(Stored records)
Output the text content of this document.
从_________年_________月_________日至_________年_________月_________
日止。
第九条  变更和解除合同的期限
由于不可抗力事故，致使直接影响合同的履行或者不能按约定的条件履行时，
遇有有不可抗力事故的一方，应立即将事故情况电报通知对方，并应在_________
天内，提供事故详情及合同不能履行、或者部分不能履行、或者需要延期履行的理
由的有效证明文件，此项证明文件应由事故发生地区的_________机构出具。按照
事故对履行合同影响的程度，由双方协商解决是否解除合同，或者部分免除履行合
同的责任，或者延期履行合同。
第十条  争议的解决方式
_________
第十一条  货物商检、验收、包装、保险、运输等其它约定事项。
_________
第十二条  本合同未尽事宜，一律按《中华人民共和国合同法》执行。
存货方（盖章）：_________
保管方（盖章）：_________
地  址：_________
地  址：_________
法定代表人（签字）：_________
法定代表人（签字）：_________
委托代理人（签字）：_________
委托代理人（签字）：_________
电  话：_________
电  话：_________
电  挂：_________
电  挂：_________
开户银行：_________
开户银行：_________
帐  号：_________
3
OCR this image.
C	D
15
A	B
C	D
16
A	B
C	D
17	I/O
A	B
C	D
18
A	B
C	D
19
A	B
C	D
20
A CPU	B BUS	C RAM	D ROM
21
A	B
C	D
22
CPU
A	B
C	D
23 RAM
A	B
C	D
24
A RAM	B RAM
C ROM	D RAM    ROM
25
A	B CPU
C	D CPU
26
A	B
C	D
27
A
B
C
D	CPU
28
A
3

§ What is expected
Transcribe the data above in full, exactly.

§ Full response
Output the text content of this document.
从_________年_________月_________日至_________年_________月_________
日止。
第九条  变更和解除合同的期限
由于不可抗力事故，致使直接影响合同的履行或者不能按约定的条件履行时，
遇有有不可抗力事故的一方，应立即将事故情况电报通知对方，并应在_________
天内，提供事故详情及合同不能履行、或者部分不能履行、或者需要延期履行的理
由的有效证明文件，此项证明文件应由事故发生地区的_________机构出具。按照
事故对履行合同影响的程度，由双方协商解决是否解除合同，或者部分免除履行合
同的责任，或者延期履行合同。
第十条  争议的解决方式
_________
第十一条  货物商检、验收、包装、保险、运输等其它约定事项。
_________
第十二条  本合同未尽事宜，一律按《中华人民共和国合同法》执行。
存货方（盖章）：_________
保管方（盖章）：_________
地  址：_________
地  址：_________
法定代表人（签字）：_________
法定代表人（签字）：_________
委托代理人（签字）：_________
委托代理人（签字）：_________
电  话：_________
电  话：_________
电  挂：_________
电  挂：_________
开户银行：_________
开户银行：_________
帐  号：_________
3
OCR this image.
C	D
15
A	B
C	D
16
A	B
C	D
17	I/O
A	B
C	D
18
A	B
C	D
19
A	B
C	D
20
A CPU	B BUS	C RAM	D ROM
21
A	B
C	D
22
CPU
A	B
C	D
23 RAM
A	B
C	D
24
A RAM	B RAM
C ROM	D RAM    ROM
25
A	B CPU
C	D CPU
26
A	B
C	D
27
A
B
C
D	CPU
28
A
3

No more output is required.